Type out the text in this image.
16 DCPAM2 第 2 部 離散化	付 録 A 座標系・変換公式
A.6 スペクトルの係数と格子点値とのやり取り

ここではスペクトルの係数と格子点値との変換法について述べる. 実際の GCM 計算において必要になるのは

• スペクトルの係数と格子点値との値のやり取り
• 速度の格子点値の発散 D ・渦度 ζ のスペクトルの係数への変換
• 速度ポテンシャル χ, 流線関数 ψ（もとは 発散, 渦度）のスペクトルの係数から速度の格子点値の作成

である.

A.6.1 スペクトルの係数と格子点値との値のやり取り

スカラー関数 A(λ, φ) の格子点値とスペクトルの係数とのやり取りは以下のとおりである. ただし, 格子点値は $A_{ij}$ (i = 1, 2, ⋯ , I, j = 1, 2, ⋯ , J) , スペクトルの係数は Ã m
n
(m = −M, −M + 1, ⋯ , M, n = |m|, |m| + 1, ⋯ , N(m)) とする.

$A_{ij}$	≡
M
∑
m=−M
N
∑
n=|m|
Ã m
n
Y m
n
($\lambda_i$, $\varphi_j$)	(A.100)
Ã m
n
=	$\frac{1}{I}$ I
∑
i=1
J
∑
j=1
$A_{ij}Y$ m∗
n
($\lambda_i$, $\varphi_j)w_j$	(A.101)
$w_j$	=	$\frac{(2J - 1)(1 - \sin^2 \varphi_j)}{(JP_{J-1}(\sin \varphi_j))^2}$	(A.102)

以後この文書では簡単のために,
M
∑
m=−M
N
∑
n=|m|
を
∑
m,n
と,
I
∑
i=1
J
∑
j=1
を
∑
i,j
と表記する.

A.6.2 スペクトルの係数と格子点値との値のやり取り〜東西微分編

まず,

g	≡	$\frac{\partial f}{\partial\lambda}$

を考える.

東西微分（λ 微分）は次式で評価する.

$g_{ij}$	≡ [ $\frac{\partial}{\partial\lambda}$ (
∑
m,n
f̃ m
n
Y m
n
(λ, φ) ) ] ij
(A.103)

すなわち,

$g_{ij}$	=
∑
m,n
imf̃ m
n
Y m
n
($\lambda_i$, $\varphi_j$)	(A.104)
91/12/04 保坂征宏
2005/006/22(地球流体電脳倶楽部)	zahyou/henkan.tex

_ _ _ _ _ _ _

**THE EXERCISE**
Reproduce every line of the data verbatim.

**COMPLETE OUTPUT**
Type out the text in this image.
16 DCPAM2 第 2 部 離散化	付 録 A 座標系・変換公式
A.6 スペクトルの係数と格子点値とのやり取り

ここではスペクトルの係数と格子点値との変換法について述べる. 実際の GCM 計算において必要になるのは

• スペクトルの係数と格子点値との値のやり取り
• 速度の格子点値の発散 D ・渦度 ζ のスペクトルの係数への変換
• 速度ポテンシャル χ, 流線関数 ψ（もとは 発散, 渦度）のスペクトルの係数から速度の格子点値の作成

である.

A.6.1 スペクトルの係数と格子点値との値のやり取り

スカラー関数 A(λ, φ) の格子点値とスペクトルの係数とのやり取りは以下のとおりである. ただし, 格子点値は $A_{ij}$ (i = 1, 2, ⋯ , I, j = 1, 2, ⋯ , J) , スペクトルの係数は Ã m
n
(m = −M, −M + 1, ⋯ , M, n = |m|, |m| + 1, ⋯ , N(m)) とする.

$A_{ij}$	≡
M
∑
m=−M
N
∑
n=|m|
Ã m
n
Y m
n
($\lambda_i$, $\varphi_j$)	(A.100)
Ã m
n
=	$\frac{1}{I}$ I
∑
i=1
J
∑
j=1
$A_{ij}Y$ m∗
n
($\lambda_i$, $\varphi_j)w_j$	(A.101)
$w_j$	=	$\frac{(2J - 1)(1 - \sin^2 \varphi_j)}{(JP_{J-1}(\sin \varphi_j))^2}$	(A.102)

以後この文書では簡単のために,
M
∑
m=−M
N
∑
n=|m|
を
∑
m,n
と,
I
∑
i=1
J
∑
j=1
を
∑
i,j
と表記する.

A.6.2 スペクトルの係数と格子点値との値のやり取り〜東西微分編

まず,

g	≡	$\frac{\partial f}{\partial\lambda}$

を考える.

東西微分（λ 微分）は次式で評価する.

$g_{ij}$	≡ [ $\frac{\partial}{\partial\lambda}$ (
∑
m,n
f̃ m
n
Y m
n
(λ, φ) ) ] ij
(A.103)

すなわち,

$g_{ij}$	=
∑
m,n
imf̃ m
n
Y m
n
($\lambda_i$, $\varphi_j$)	(A.104)
91/12/04 保坂征宏
2005/006/22(地球流体電脳倶楽部)	zahyou/henkan.tex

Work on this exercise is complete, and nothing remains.